Record list
******************************

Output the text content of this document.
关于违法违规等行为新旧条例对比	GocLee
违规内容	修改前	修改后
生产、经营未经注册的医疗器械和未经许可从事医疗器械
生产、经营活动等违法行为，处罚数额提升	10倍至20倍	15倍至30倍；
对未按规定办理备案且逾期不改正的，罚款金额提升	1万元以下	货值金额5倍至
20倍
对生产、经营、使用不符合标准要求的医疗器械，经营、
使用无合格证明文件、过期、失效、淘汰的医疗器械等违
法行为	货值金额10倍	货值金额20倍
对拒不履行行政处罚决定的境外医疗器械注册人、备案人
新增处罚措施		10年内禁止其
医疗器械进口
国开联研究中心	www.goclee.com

******************************

What to work on
Quote the data in full, keeping each word unchanged.

Full solution
Output the text content of this document.
关于违法违规等行为新旧条例对比	GocLee
违规内容	修改前	修改后
生产、经营未经注册的医疗器械和未经许可从事医疗器械
生产、经营活动等违法行为，处罚数额提升	10倍至20倍	15倍至30倍；
对未按规定办理备案且逾期不改正的，罚款金额提升	1万元以下	货值金额5倍至
20倍
对生产、经营、使用不符合标准要求的医疗器械，经营、
使用无合格证明文件、过期、失效、淘汰的医疗器械等违
法行为	货值金额10倍	货值金额20倍
对拒不履行行政处罚决定的境外医疗器械注册人、备案人
新增处罚措施		10年内禁止其
医疗器械进口
国开联研究中心	www.goclee.com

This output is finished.